** Start **

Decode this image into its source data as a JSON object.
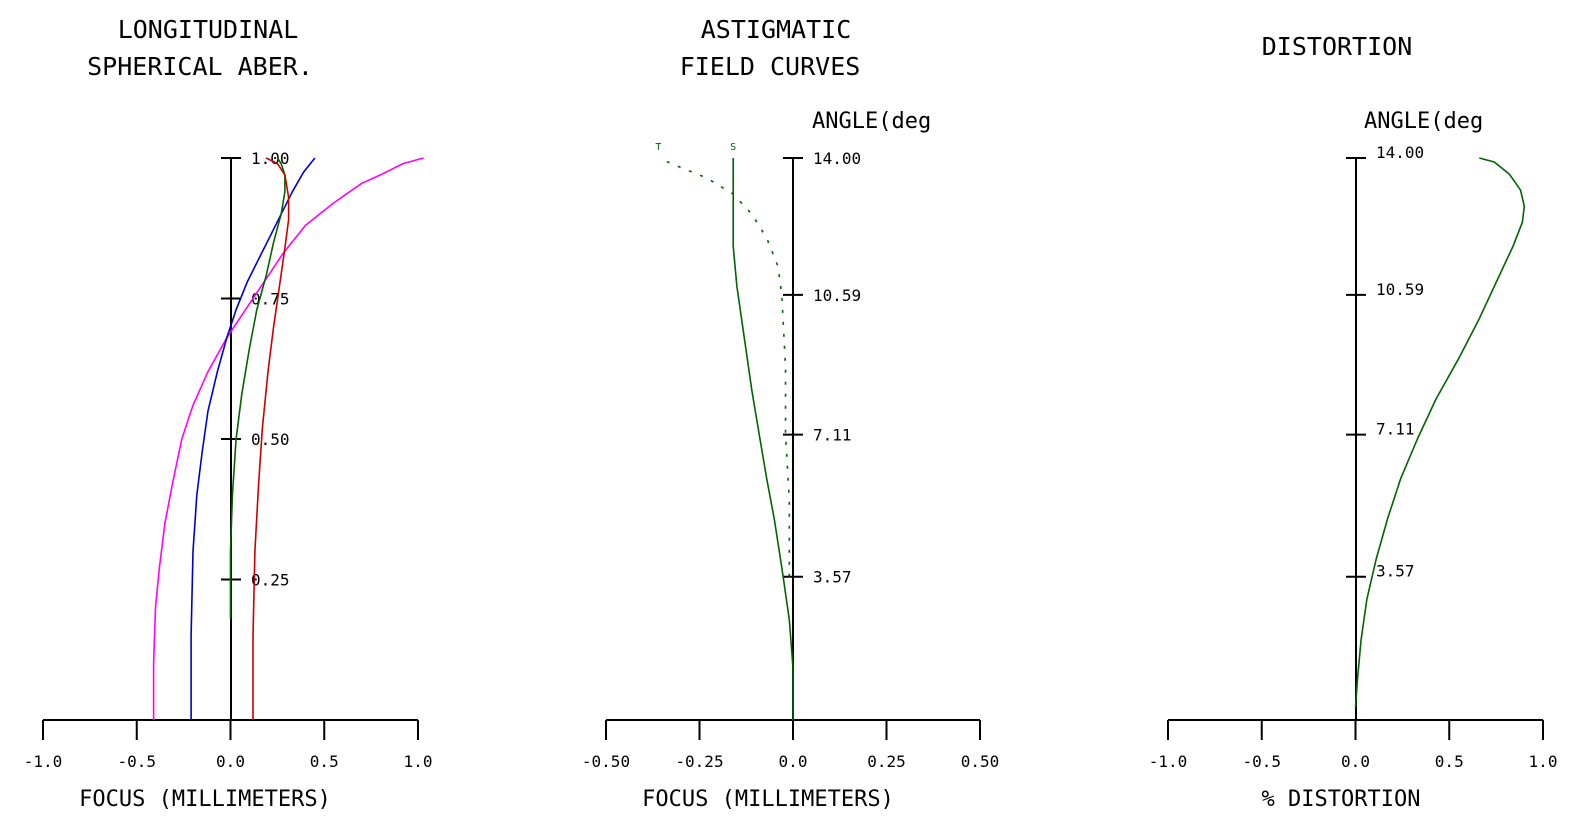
{
  "chart_data": [
    {
      "type": "line",
      "title_lines": [
        "LONGITUDINAL",
        "SPHERICAL ABER."
      ],
      "xlabel": "FOCUS (MILLIMETERS)",
      "xlim": [
        -1.0,
        1.0
      ],
      "ylim": [
        0,
        1.0
      ],
      "x_tick_labels": [
        "-1.0",
        "-0.5",
        "0.0",
        "0.5",
        "1.0"
      ],
      "x_tick_values": [
        -1.0,
        -0.5,
        0.0,
        0.5,
        1.0
      ],
      "y_tick_labels": [
        "0.25",
        "0.50",
        "0.75",
        "1.00"
      ],
      "y_tick_values": [
        0.25,
        0.5,
        0.75,
        1.0
      ],
      "series": [
        {
          "color": "#ff00ff",
          "x": [
            -0.41,
            -0.41,
            -0.4,
            -0.38,
            -0.35,
            -0.31,
            -0.26,
            -0.2,
            -0.12,
            -0.02,
            0.08,
            0.18,
            0.28,
            0.4,
            0.55,
            0.7,
            0.8,
            0.92,
            1.03
          ],
          "y": [
            0.0,
            0.1,
            0.2,
            0.27,
            0.35,
            0.42,
            0.5,
            0.56,
            0.62,
            0.68,
            0.73,
            0.78,
            0.83,
            0.88,
            0.92,
            0.955,
            0.97,
            0.99,
            1.0
          ]
        },
        {
          "color": "#0000cc",
          "x": [
            -0.21,
            -0.21,
            -0.2,
            -0.18,
            -0.15,
            -0.12,
            -0.07,
            -0.02,
            0.03,
            0.09,
            0.15,
            0.21,
            0.27,
            0.33,
            0.39,
            0.45
          ],
          "y": [
            0.0,
            0.15,
            0.3,
            0.4,
            0.48,
            0.55,
            0.62,
            0.68,
            0.73,
            0.78,
            0.82,
            0.86,
            0.9,
            0.94,
            0.975,
            1.0
          ]
        },
        {
          "color": "#006400",
          "x": [
            0.0,
            0.0,
            0.01,
            0.03,
            0.06,
            0.1,
            0.14,
            0.19,
            0.23,
            0.27,
            0.29,
            0.29,
            0.27,
            0.25
          ],
          "y": [
            0.18,
            0.3,
            0.4,
            0.5,
            0.58,
            0.66,
            0.73,
            0.79,
            0.85,
            0.9,
            0.94,
            0.97,
            0.99,
            1.0
          ]
        },
        {
          "color": "#cc0000",
          "x": [
            0.12,
            0.12,
            0.13,
            0.15,
            0.17,
            0.2,
            0.23,
            0.26,
            0.29,
            0.31,
            0.31,
            0.29,
            0.25,
            0.19
          ],
          "y": [
            0.0,
            0.15,
            0.3,
            0.42,
            0.52,
            0.62,
            0.7,
            0.77,
            0.84,
            0.89,
            0.93,
            0.97,
            0.99,
            1.0
          ]
        }
      ]
    },
    {
      "type": "line",
      "title_lines": [
        "ASTIGMATIC",
        "FIELD CURVES"
      ],
      "xlabel": "FOCUS (MILLIMETERS)",
      "ylabel": "ANGLE(deg",
      "xlim": [
        -0.5,
        0.5
      ],
      "ylim": [
        0,
        14.0
      ],
      "x_tick_labels": [
        "-0.50",
        "-0.25",
        "0.0",
        "0.25",
        "0.50"
      ],
      "x_tick_values": [
        -0.5,
        -0.25,
        0.0,
        0.25,
        0.5
      ],
      "y_tick_labels": [
        "3.57",
        "7.11",
        "10.59",
        "14.00"
      ],
      "y_tick_values": [
        3.57,
        7.11,
        10.59,
        14.0
      ],
      "series": [
        {
          "name": "S",
          "color": "#006400",
          "dash": false,
          "x": [
            0.0,
            0.0,
            -0.01,
            -0.03,
            -0.05,
            -0.07,
            -0.09,
            -0.11,
            -0.13,
            -0.15,
            -0.16,
            -0.16,
            -0.16,
            -0.16
          ],
          "y": [
            0.0,
            1.3,
            2.5,
            3.8,
            5.0,
            6.0,
            7.1,
            8.2,
            9.5,
            10.8,
            11.8,
            12.8,
            13.5,
            14.0
          ]
        },
        {
          "name": "T",
          "color": "#006400",
          "dash": true,
          "x": [
            -0.01,
            -0.01,
            -0.02,
            -0.02,
            -0.03,
            -0.04,
            -0.07,
            -0.11,
            -0.16,
            -0.23,
            -0.31,
            -0.36
          ],
          "y": [
            3.57,
            5.5,
            7.11,
            8.8,
            10.59,
            11.3,
            12.0,
            12.6,
            13.1,
            13.5,
            13.8,
            14.0
          ]
        }
      ]
    },
    {
      "type": "line",
      "title_lines": [
        "DISTORTION"
      ],
      "xlabel": "% DISTORTION",
      "ylabel": "ANGLE(deg",
      "xlim": [
        -1.0,
        1.0
      ],
      "ylim": [
        0,
        14.0
      ],
      "x_tick_labels": [
        "-1.0",
        "-0.5",
        "0.0",
        "0.5",
        "1.0"
      ],
      "x_tick_values": [
        -1.0,
        -0.5,
        0.0,
        0.5,
        1.0
      ],
      "y_tick_labels": [
        "3.57",
        "7.11",
        "10.59",
        "14.00"
      ],
      "y_tick_values": [
        3.57,
        7.11,
        10.59,
        14.0
      ],
      "series": [
        {
          "color": "#006400",
          "x": [
            0.0,
            0.01,
            0.03,
            0.06,
            0.11,
            0.17,
            0.24,
            0.33,
            0.43,
            0.55,
            0.66,
            0.76,
            0.84,
            0.89,
            0.9,
            0.88,
            0.82,
            0.74,
            0.66
          ],
          "y": [
            0.3,
            1.0,
            2.0,
            3.0,
            4.0,
            5.0,
            6.0,
            7.0,
            8.0,
            9.0,
            10.0,
            11.0,
            11.8,
            12.4,
            12.8,
            13.2,
            13.6,
            13.9,
            14.0
          ]
        }
      ]
    }
  ]
}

** End **

● Work instructions:
Set down the material exactly, every line of it, except for the pictures.

● Answer to the exercise:
Decode this image into its source data as a JSON object.
{
  "chart_data": [
    {
      "type": "line",
      "title_lines": [
        "LONGITUDINAL",
        "SPHERICAL ABER."
      ],
      "xlabel": "FOCUS (MILLIMETERS)",
      "xlim": [
        -1.0,
        1.0
      ],
      "ylim": [
        0,
        1.0
      ],
      "x_tick_labels": [
        "-1.0",
        "-0.5",
        "0.0",
        "0.5",
        "1.0"
      ],
      "x_tick_values": [
        -1.0,
        -0.5,
        0.0,
        0.5,
        1.0
      ],
      "y_tick_labels": [
        "0.25",
        "0.50",
        "0.75",
        "1.00"
      ],
      "y_tick_values": [
        0.25,
        0.5,
        0.75,
        1.0
      ],
      "series": [
        {
          "color": "#ff00ff",
          "x": [
            -0.41,
            -0.41,
            -0.4,
            -0.38,
            -0.35,
            -0.31,
            -0.26,
            -0.2,
            -0.12,
            -0.02,
            0.08,
            0.18,
            0.28,
            0.4,
            0.55,
            0.7,
            0.8,
            0.92,
            1.03
          ],
          "y": [
            0.0,
            0.1,
            0.2,
            0.27,
            0.35,
            0.42,
            0.5,
            0.56,
            0.62,
            0.68,
            0.73,
            0.78,
            0.83,
            0.88,
            0.92,
            0.955,
            0.97,
            0.99,
            1.0
          ]
        },
        {
          "color": "#0000cc",
          "x": [
            -0.21,
            -0.21,
            -0.2,
            -0.18,
            -0.15,
            -0.12,
            -0.07,
            -0.02,
            0.03,
            0.09,
            0.15,
            0.21,
            0.27,
            0.33,
            0.39,
            0.45
          ],
          "y": [
            0.0,
            0.15,
            0.3,
            0.4,
            0.48,
            0.55,
            0.62,
            0.68,
            0.73,
            0.78,
            0.82,
            0.86,
            0.9,
            0.94,
            0.975,
            1.0
          ]
        },
        {
          "color": "#006400",
          "x": [
            0.0,
            0.0,
            0.01,
            0.03,
            0.06,
            0.1,
            0.14,
            0.19,
            0.23,
            0.27,
            0.29,
            0.29,
            0.27,
            0.25
          ],
          "y": [
            0.18,
            0.3,
            0.4,
            0.5,
            0.58,
            0.66,
            0.73,
            0.79,
            0.85,
            0.9,
            0.94,
            0.97,
            0.99,
            1.0
          ]
        },
        {
          "color": "#cc0000",
          "x": [
            0.12,
            0.12,
            0.13,
            0.15,
            0.17,
            0.2,
            0.23,
            0.26,
            0.29,
            0.31,
            0.31,
            0.29,
            0.25,
            0.19
          ],
          "y": [
            0.0,
            0.15,
            0.3,
            0.42,
            0.52,
            0.62,
            0.7,
            0.77,
            0.84,
            0.89,
            0.93,
            0.97,
            0.99,
            1.0
          ]
        }
      ]
    },
    {
      "type": "line",
      "title_lines": [
        "ASTIGMATIC",
        "FIELD CURVES"
      ],
      "xlabel": "FOCUS (MILLIMETERS)",
      "ylabel": "ANGLE(deg",
      "xlim": [
        -0.5,
        0.5
      ],
      "ylim": [
        0,
        14.0
      ],
      "x_tick_labels": [
        "-0.50",
        "-0.25",
        "0.0",
        "0.25",
        "0.50"
      ],
      "x_tick_values": [
        -0.5,
        -0.25,
        0.0,
        0.25,
        0.5
      ],
      "y_tick_labels": [
        "3.57",
        "7.11",
        "10.59",
        "14.00"
      ],
      "y_tick_values": [
        3.57,
        7.11,
        10.59,
        14.0
      ],
      "series": [
        {
          "name": "S",
          "color": "#006400",
          "dash": false,
          "x": [
            0.0,
            0.0,
            -0.01,
            -0.03,
            -0.05,
            -0.07,
            -0.09,
            -0.11,
            -0.13,
            -0.15,
            -0.16,
            -0.16,
            -0.16,
            -0.16
          ],
          "y": [
            0.0,
            1.3,
            2.5,
            3.8,
            5.0,
            6.0,
            7.1,
            8.2,
            9.5,
            10.8,
            11.8,
            12.8,
            13.5,
            14.0
          ]
        },
        {
          "name": "T",
          "color": "#006400",
          "dash": true,
          "x": [
            -0.01,
            -0.01,
            -0.02,
            -0.02,
            -0.03,
            -0.04,
            -0.07,
            -0.11,
            -0.16,
            -0.23,
            -0.31,
            -0.36
          ],
          "y": [
            3.57,
            5.5,
            7.11,
            8.8,
            10.59,
            11.3,
            12.0,
            12.6,
            13.1,
            13.5,
            13.8,
            14.0
          ]
        }
      ]
    },
    {
      "type": "line",
      "title_lines": [
        "DISTORTION"
      ],
      "xlabel": "% DISTORTION",
      "ylabel": "ANGLE(deg",
      "xlim": [
        -1.0,
        1.0
      ],
      "ylim": [
        0,
        14.0
      ],
      "x_tick_labels": [
        "-1.0",
        "-0.5",
        "0.0",
        "0.5",
        "1.0"
      ],
      "x_tick_values": [
        -1.0,
        -0.5,
        0.0,
        0.5,
        1.0
      ],
      "y_tick_labels": [
        "3.57",
        "7.11",
        "10.59",
        "14.00"
      ],
      "y_tick_values": [
        3.57,
        7.11,
        10.59,
        14.0
      ],
      "series": [
        {
          "color": "#006400",
          "x": [
            0.0,
            0.01,
            0.03,
            0.06,
            0.11,
            0.17,
            0.24,
            0.33,
            0.43,
            0.55,
            0.66,
            0.76,
            0.84,
            0.89,
            0.9,
            0.88,
            0.82,
            0.74,
            0.66
          ],
          "y": [
            0.3,
            1.0,
            2.0,
            3.0,
            4.0,
            5.0,
            6.0,
            7.0,
            8.0,
            9.0,
            10.0,
            11.0,
            11.8,
            12.4,
            12.8,
            13.2,
            13.6,
            13.9,
            14.0
          ]
        }
      ]
    }
  ]
}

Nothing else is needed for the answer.